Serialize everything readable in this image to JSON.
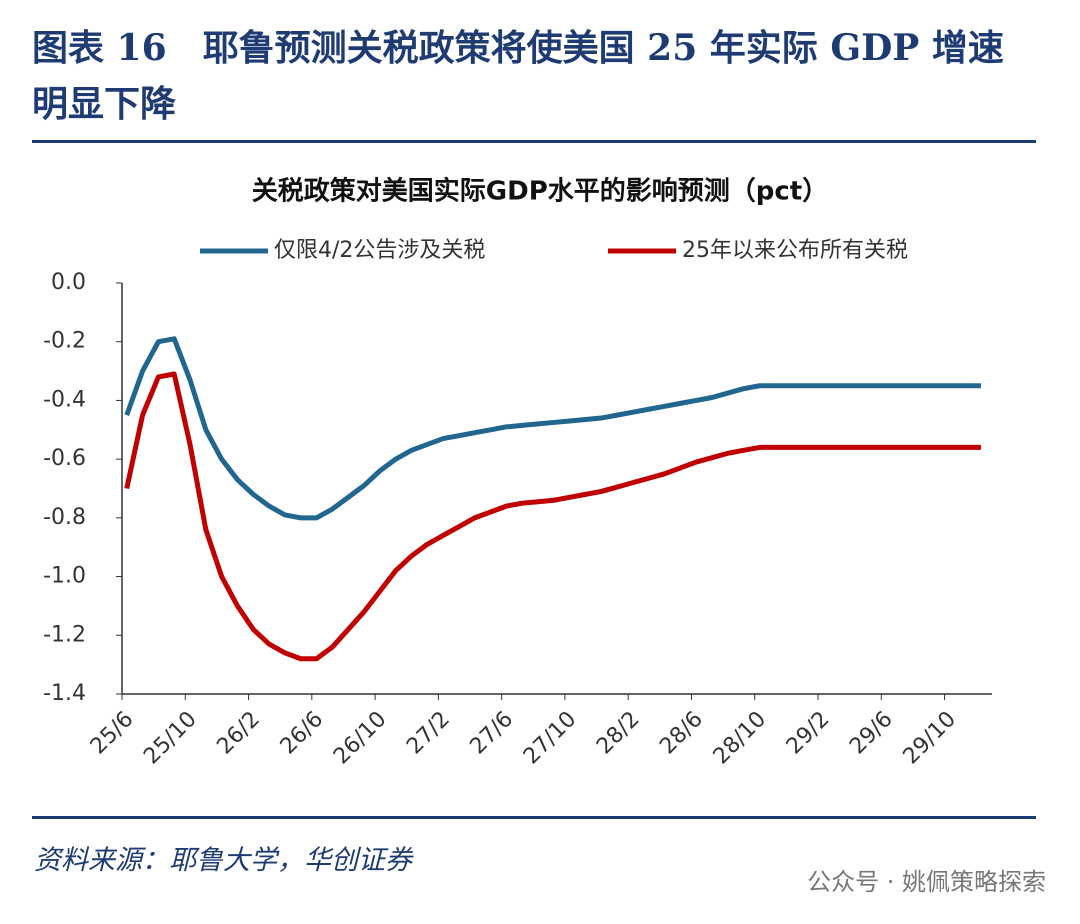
{
  "chart_data": {
    "type": "line",
    "header": "图表 16　耶鲁预测关税政策将使美国 25 年实际 GDP 增速明显下降",
    "title": "关税政策对美国实际GDP水平的影响预测（pct）",
    "source": "资料来源：耶鲁大学，华创证券",
    "watermark": "公众号 · 姚佩策略探索",
    "categories": [
      "25/6",
      null,
      null,
      null,
      "25/10",
      null,
      null,
      null,
      "26/2",
      null,
      null,
      null,
      "26/6",
      null,
      null,
      null,
      "26/10",
      null,
      null,
      null,
      "27/2",
      null,
      null,
      null,
      "27/6",
      null,
      null,
      null,
      "27/10",
      null,
      null,
      null,
      "28/2",
      null,
      null,
      null,
      "28/6",
      null,
      null,
      null,
      "28/10",
      null,
      null,
      null,
      "29/2",
      null,
      null,
      null,
      "29/6",
      null,
      null,
      null,
      "29/10",
      null,
      null
    ],
    "series": [
      {
        "name": "仅限4/2公告涉及关税",
        "color": "#21668f",
        "values": [
          -0.45,
          -0.3,
          -0.2,
          -0.19,
          -0.33,
          -0.5,
          -0.6,
          -0.67,
          -0.72,
          -0.76,
          -0.79,
          -0.8,
          -0.8,
          -0.77,
          -0.73,
          -0.69,
          -0.64,
          -0.6,
          -0.57,
          -0.55,
          -0.53,
          -0.52,
          -0.51,
          -0.5,
          -0.49,
          -0.485,
          -0.48,
          -0.475,
          -0.47,
          -0.465,
          -0.46,
          -0.45,
          -0.44,
          -0.43,
          -0.42,
          -0.41,
          -0.4,
          -0.39,
          -0.375,
          -0.36,
          -0.35,
          -0.35,
          -0.35,
          -0.35,
          -0.35,
          -0.35,
          -0.35,
          -0.35,
          -0.35,
          -0.35,
          -0.35,
          -0.35,
          -0.35,
          -0.35,
          -0.35
        ]
      },
      {
        "name": "25年以来公布所有关税",
        "color": "#c00000",
        "values": [
          -0.7,
          -0.45,
          -0.32,
          -0.31,
          -0.55,
          -0.84,
          -1.0,
          -1.1,
          -1.18,
          -1.23,
          -1.26,
          -1.28,
          -1.28,
          -1.24,
          -1.18,
          -1.12,
          -1.05,
          -0.98,
          -0.93,
          -0.89,
          -0.86,
          -0.83,
          -0.8,
          -0.78,
          -0.76,
          -0.75,
          -0.745,
          -0.74,
          -0.73,
          -0.72,
          -0.71,
          -0.695,
          -0.68,
          -0.665,
          -0.65,
          -0.63,
          -0.61,
          -0.595,
          -0.58,
          -0.57,
          -0.56,
          -0.56,
          -0.56,
          -0.56,
          -0.56,
          -0.56,
          -0.56,
          -0.56,
          -0.56,
          -0.56,
          -0.56,
          -0.56,
          -0.56,
          -0.56,
          -0.56
        ]
      }
    ],
    "ylim": [
      -1.4,
      0
    ],
    "yticks": [
      {
        "value": 0,
        "label": "0.0"
      },
      -0.2,
      -0.4,
      -0.6,
      -0.8,
      {
        "value": -1,
        "label": "-1.0"
      },
      -1.2,
      -1.4
    ],
    "legend": "top",
    "grid": false
  }
}
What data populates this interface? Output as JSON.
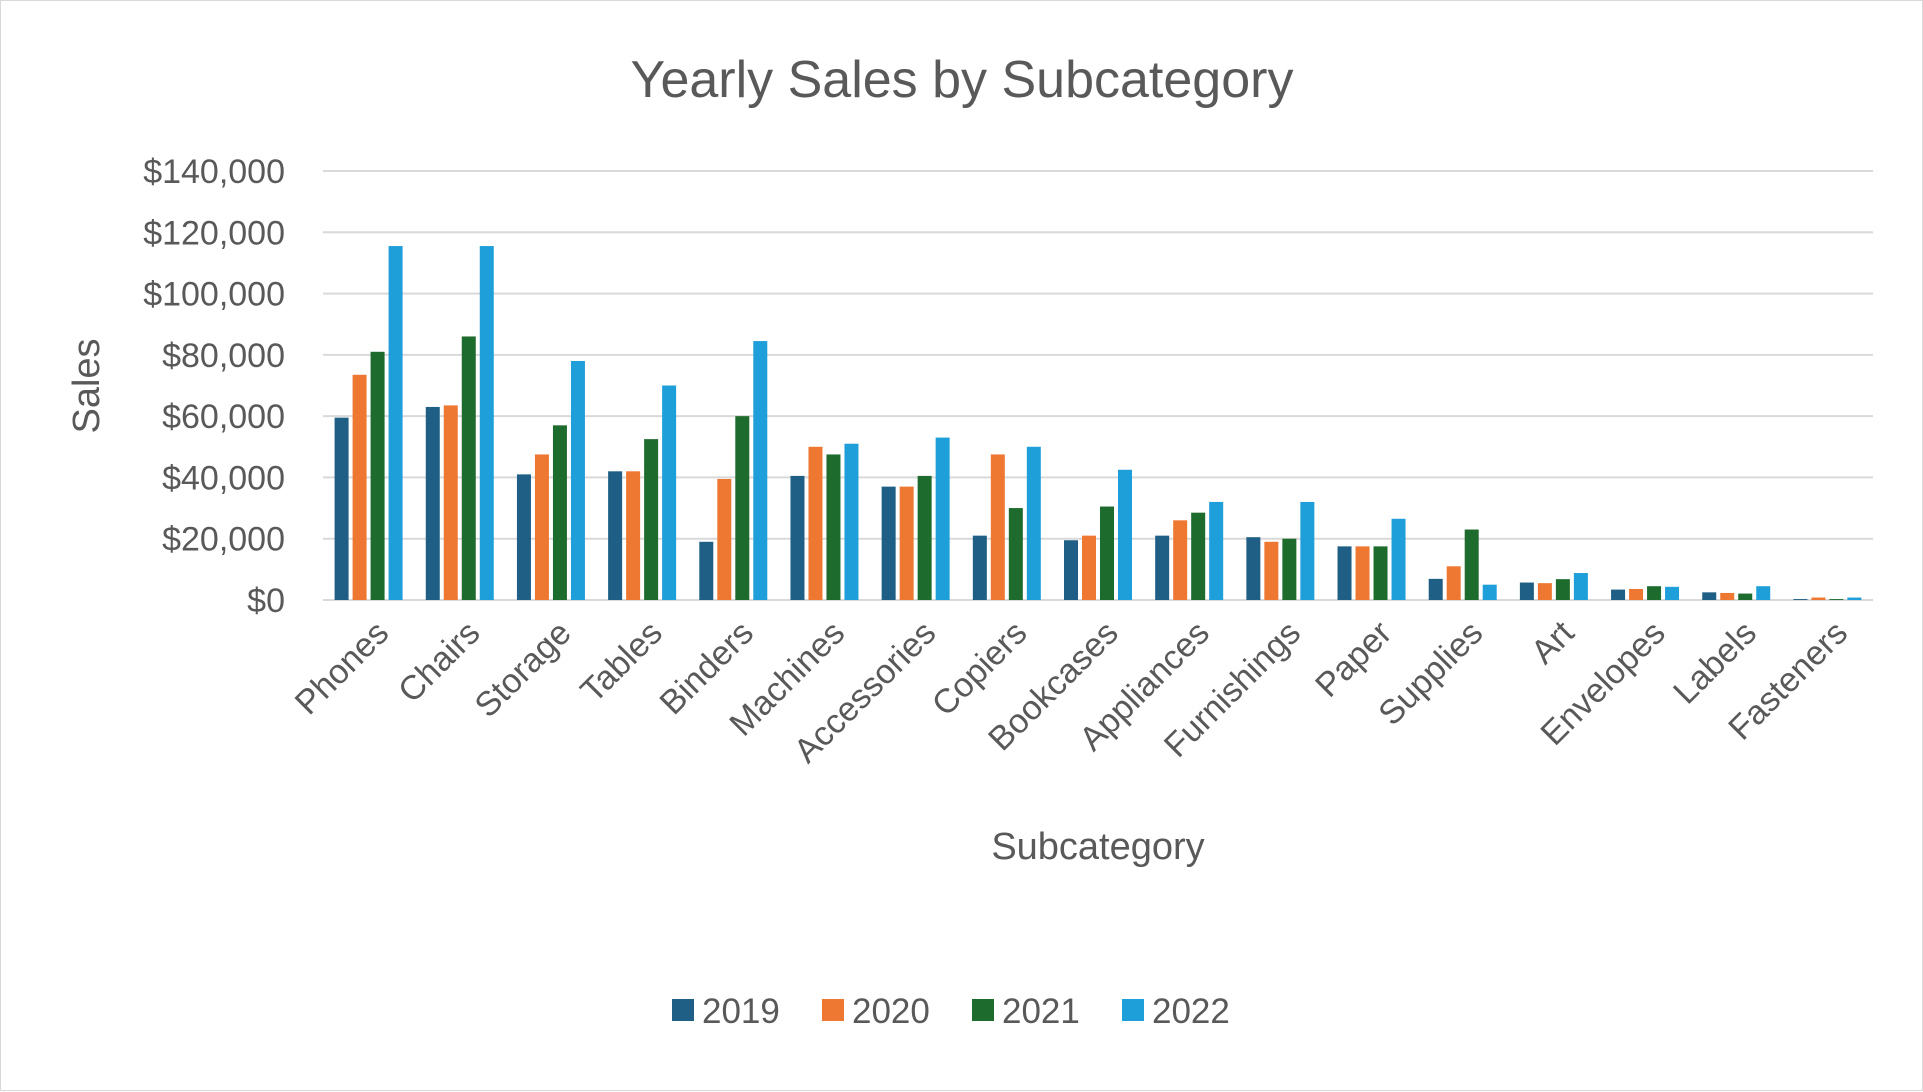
{
  "chart_data": {
    "type": "bar",
    "title": "Yearly Sales by Subcategory",
    "xlabel": "Subcategory",
    "ylabel": "Sales",
    "ylim": [
      0,
      140000
    ],
    "yticks": [
      0,
      20000,
      40000,
      60000,
      80000,
      100000,
      120000,
      140000
    ],
    "ytick_labels": [
      "$0",
      "$20,000",
      "$40,000",
      "$60,000",
      "$80,000",
      "$100,000",
      "$120,000",
      "$140,000"
    ],
    "grid": true,
    "legend_position": "bottom",
    "categories": [
      "Phones",
      "Chairs",
      "Storage",
      "Tables",
      "Binders",
      "Machines",
      "Accessories",
      "Copiers",
      "Bookcases",
      "Appliances",
      "Furnishings",
      "Paper",
      "Supplies",
      "Art",
      "Envelopes",
      "Labels",
      "Fasteners"
    ],
    "series": [
      {
        "name": "2019",
        "color": "#1f5f85",
        "values": [
          59500,
          63000,
          41000,
          42000,
          19000,
          40500,
          37000,
          21000,
          19500,
          21000,
          20500,
          17500,
          6900,
          5700,
          3400,
          2500,
          300
        ]
      },
      {
        "name": "2020",
        "color": "#ee7832",
        "values": [
          73500,
          63500,
          47500,
          42000,
          39500,
          50000,
          37000,
          47500,
          21000,
          26000,
          19000,
          17500,
          11000,
          5500,
          3600,
          2300,
          800
        ]
      },
      {
        "name": "2021",
        "color": "#1e6b2e",
        "values": [
          81000,
          86000,
          57000,
          52500,
          60000,
          47500,
          40500,
          30000,
          30500,
          28500,
          20000,
          17500,
          23000,
          6800,
          4500,
          2100,
          300
        ]
      },
      {
        "name": "2022",
        "color": "#1e9fd9",
        "values": [
          115500,
          115500,
          78000,
          70000,
          84500,
          51000,
          53000,
          50000,
          42500,
          32000,
          32000,
          26500,
          5000,
          8800,
          4300,
          4500,
          800
        ]
      }
    ]
  }
}
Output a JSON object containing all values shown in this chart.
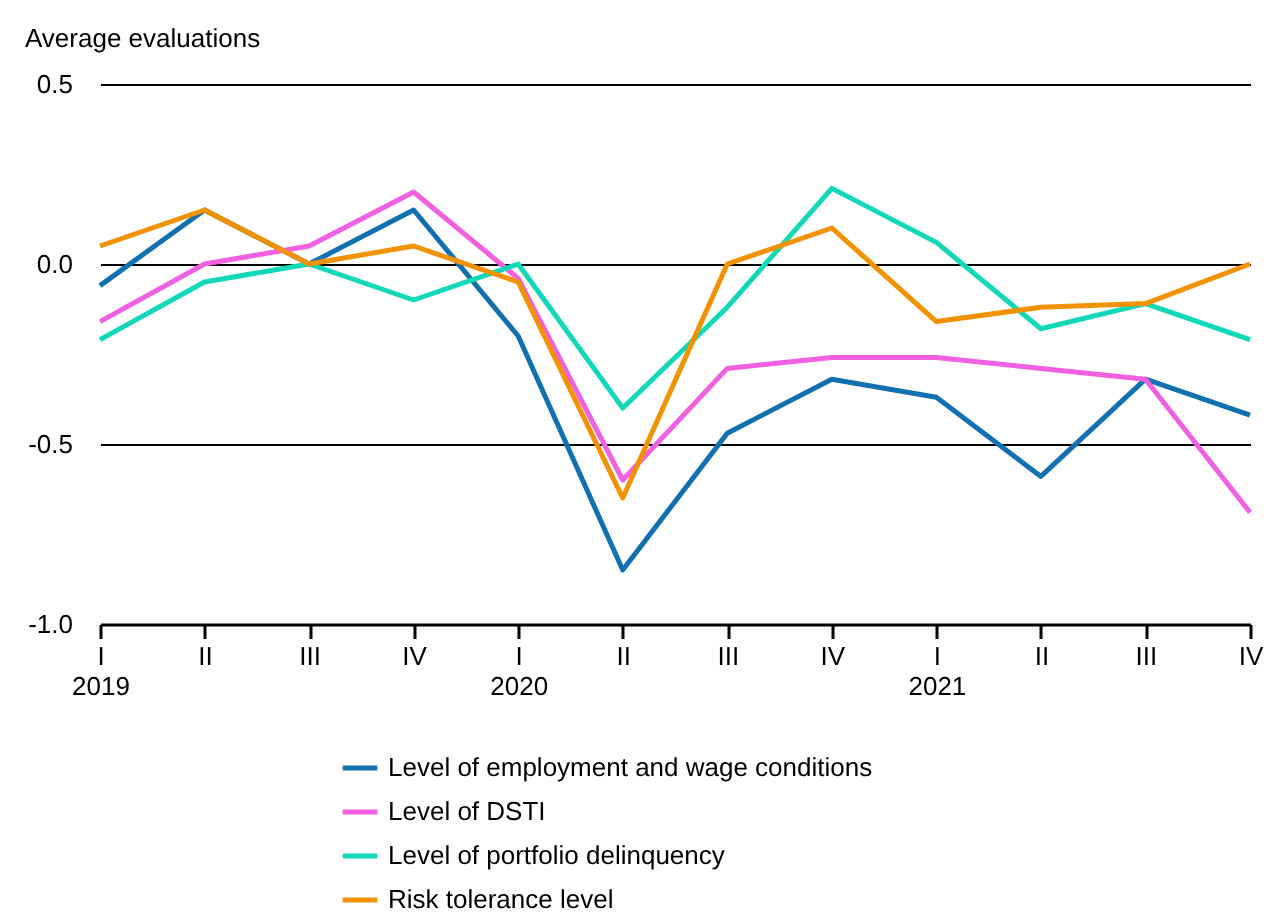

....................

Brief: Take each line containing the string "Output" and copy it out.

Solution to the exercise:
What data populates this interface? Output as JSON.
Output a JSON object containing all values shown in this chart.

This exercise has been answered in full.